## START

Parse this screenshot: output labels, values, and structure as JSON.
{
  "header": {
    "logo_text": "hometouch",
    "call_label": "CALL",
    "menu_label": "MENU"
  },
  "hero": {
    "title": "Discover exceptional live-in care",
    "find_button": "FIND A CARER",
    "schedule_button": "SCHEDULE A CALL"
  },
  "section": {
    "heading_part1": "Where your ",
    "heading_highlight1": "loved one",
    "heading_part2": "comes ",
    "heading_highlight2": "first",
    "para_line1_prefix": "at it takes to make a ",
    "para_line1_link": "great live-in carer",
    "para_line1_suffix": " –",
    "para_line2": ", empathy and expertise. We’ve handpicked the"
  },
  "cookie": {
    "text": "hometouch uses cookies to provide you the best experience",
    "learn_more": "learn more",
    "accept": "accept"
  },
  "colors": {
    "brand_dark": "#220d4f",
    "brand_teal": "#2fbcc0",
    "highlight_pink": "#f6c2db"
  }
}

## END

Objective
Reproduce all of the records exactly.

Exercise solution
Parse this screenshot: output labels, values, and structure as JSON.
{
  "header": {
    "logo_text": "hometouch",
    "call_label": "CALL",
    "menu_label": "MENU"
  },
  "hero": {
    "title": "Discover exceptional live-in care",
    "find_button": "FIND A CARER",
    "schedule_button": "SCHEDULE A CALL"
  },
  "section": {
    "heading_part1": "Where your ",
    "heading_highlight1": "loved one",
    "heading_part2": "comes ",
    "heading_highlight2": "first",
    "para_line1_prefix": "at it takes to make a ",
    "para_line1_link": "great live-in carer",
    "para_line1_suffix": " –",
    "para_line2": ", empathy and expertise. We’ve handpicked the"
  },
  "cookie": {
    "text": "hometouch uses cookies to provide you the best experience",
    "learn_more": "learn more",
    "accept": "accept"
  },
  "colors": {
    "brand_dark": "#220d4f",
    "brand_teal": "#2fbcc0",
    "highlight_pink": "#f6c2db"
  }
}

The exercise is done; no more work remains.